Stored records
........
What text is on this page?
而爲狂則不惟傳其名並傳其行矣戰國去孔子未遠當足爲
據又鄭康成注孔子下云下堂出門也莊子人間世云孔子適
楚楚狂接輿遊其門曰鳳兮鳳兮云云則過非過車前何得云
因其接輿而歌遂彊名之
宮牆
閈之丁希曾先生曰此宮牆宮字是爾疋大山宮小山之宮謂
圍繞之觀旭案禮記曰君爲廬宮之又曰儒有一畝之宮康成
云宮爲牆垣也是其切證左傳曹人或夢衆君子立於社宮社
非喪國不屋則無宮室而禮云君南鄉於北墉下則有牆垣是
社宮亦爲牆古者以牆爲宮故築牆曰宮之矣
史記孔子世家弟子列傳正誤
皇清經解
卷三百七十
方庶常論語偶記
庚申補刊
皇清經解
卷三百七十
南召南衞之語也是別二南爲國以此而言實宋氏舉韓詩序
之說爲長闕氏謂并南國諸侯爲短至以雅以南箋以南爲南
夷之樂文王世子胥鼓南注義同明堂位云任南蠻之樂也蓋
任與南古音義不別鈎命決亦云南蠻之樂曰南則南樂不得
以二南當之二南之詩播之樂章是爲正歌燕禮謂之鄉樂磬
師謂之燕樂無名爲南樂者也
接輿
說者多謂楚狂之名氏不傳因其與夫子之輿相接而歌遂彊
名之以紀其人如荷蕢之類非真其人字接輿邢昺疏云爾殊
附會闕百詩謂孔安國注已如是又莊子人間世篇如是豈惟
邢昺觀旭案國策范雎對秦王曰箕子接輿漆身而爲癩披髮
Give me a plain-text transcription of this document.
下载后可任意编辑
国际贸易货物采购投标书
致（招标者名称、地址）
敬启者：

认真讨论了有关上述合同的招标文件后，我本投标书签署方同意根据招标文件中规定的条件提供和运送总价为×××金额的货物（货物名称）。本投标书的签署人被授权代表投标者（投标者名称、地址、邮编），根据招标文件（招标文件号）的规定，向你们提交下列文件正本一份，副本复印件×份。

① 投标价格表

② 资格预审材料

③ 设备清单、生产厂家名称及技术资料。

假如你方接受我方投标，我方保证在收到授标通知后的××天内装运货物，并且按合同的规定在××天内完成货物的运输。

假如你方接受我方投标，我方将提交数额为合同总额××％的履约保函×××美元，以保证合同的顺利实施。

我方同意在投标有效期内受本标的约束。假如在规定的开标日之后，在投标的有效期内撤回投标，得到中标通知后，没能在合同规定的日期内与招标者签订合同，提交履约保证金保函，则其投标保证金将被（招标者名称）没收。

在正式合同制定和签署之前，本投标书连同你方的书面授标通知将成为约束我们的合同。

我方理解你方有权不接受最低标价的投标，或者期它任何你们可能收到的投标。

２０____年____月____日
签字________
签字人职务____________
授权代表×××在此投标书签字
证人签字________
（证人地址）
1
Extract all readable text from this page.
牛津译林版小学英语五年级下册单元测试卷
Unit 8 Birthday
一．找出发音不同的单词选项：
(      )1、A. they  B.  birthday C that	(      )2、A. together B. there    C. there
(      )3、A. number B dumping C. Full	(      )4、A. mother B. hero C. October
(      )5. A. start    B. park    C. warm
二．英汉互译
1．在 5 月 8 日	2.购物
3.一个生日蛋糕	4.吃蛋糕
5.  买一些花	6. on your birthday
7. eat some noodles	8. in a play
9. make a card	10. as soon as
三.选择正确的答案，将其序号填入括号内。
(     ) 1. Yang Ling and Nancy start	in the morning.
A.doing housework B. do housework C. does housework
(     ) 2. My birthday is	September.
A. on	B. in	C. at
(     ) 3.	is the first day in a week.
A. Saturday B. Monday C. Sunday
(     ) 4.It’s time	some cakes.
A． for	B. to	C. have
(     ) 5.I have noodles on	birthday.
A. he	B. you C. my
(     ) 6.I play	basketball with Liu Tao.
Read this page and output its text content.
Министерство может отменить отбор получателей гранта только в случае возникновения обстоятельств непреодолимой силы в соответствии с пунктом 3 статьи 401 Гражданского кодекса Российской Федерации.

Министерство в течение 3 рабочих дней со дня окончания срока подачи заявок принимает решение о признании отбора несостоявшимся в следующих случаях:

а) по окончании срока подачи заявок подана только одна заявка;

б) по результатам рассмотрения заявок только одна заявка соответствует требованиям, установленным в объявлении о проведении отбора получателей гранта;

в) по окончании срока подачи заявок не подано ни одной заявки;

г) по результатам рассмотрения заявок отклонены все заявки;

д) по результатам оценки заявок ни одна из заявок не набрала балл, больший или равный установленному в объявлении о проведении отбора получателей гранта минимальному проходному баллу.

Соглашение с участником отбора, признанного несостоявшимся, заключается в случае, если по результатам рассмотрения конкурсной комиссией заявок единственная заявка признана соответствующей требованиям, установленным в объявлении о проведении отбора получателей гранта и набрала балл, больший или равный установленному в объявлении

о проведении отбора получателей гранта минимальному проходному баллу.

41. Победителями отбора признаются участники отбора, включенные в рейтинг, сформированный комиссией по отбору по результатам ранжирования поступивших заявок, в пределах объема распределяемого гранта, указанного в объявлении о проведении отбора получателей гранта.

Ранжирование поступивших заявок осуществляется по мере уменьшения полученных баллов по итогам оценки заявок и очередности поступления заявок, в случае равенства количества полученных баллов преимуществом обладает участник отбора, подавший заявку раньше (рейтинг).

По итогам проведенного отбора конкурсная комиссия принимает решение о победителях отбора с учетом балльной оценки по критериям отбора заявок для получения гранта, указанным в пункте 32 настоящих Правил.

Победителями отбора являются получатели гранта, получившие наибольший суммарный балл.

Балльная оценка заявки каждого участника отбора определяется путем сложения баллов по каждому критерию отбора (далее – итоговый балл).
........
Tally the lines in the records above that contain the word "одна", and give only that number.

__Response to this task__.
3